Dataset records on visual material:
= = = = = = =

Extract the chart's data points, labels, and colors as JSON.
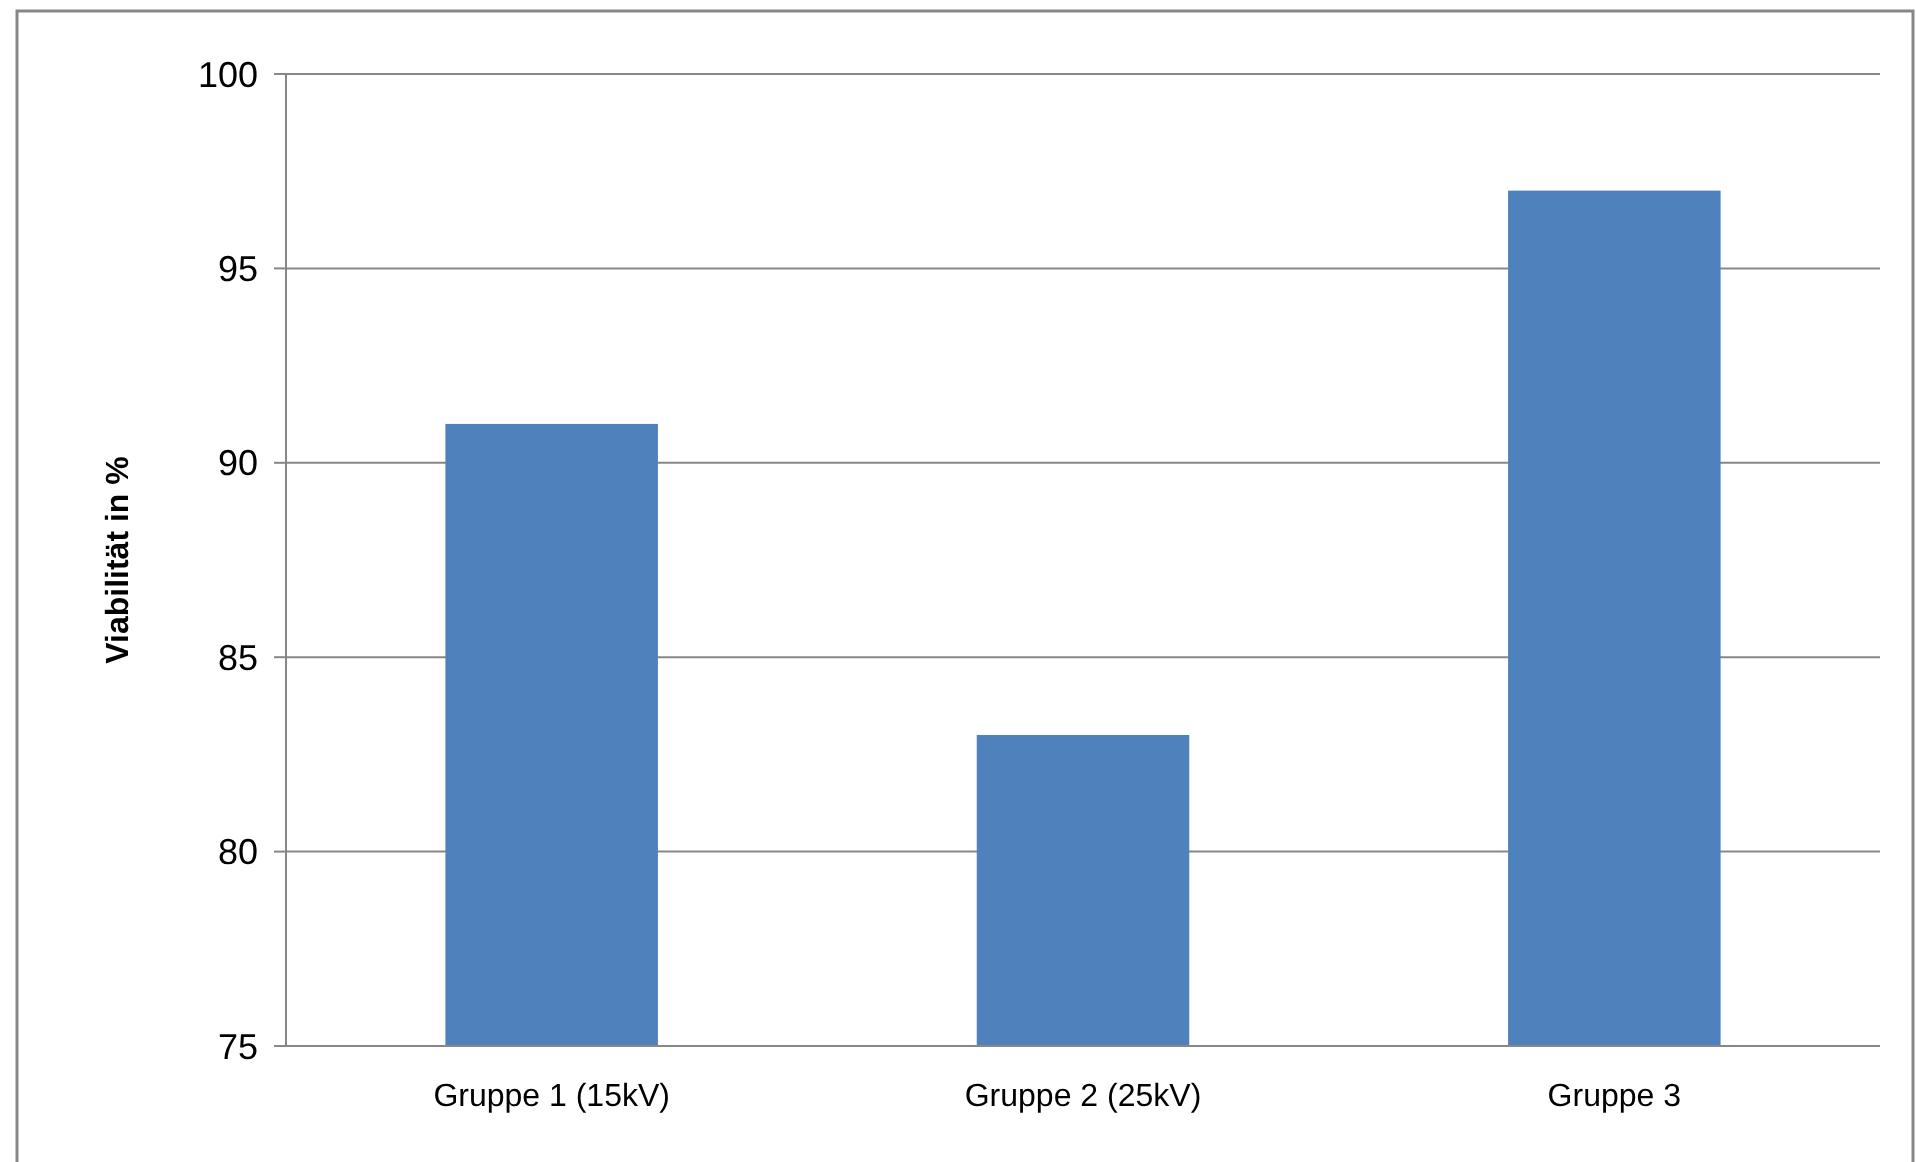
{
  "chart_data": {
    "type": "bar",
    "ylabel": "Viabilität in %",
    "categories": [
      "Gruppe 1 (15kV)",
      "Gruppe 2 (25kV)",
      "Gruppe 3"
    ],
    "values": [
      91,
      83,
      97
    ],
    "color": "#4f81bd",
    "ylim": [
      75,
      100
    ],
    "yticks": [
      75,
      80,
      85,
      90,
      95,
      100
    ],
    "grid": "y"
  }
}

= = = = = = =

> [WHAT IS BEING ASKED]: Write out the records above once more, word for word, with no pictures.

> [TASK RESULT]:
Extract the chart's data points, labels, and colors as JSON.
{
  "chart_data": {
    "type": "bar",
    "ylabel": "Viabilität in %",
    "categories": [
      "Gruppe 1 (15kV)",
      "Gruppe 2 (25kV)",
      "Gruppe 3"
    ],
    "values": [
      91,
      83,
      97
    ],
    "color": "#4f81bd",
    "ylim": [
      75,
      100
    ],
    "yticks": [
      75,
      80,
      85,
      90,
      95,
      100
    ],
    "grid": "y"
  }
}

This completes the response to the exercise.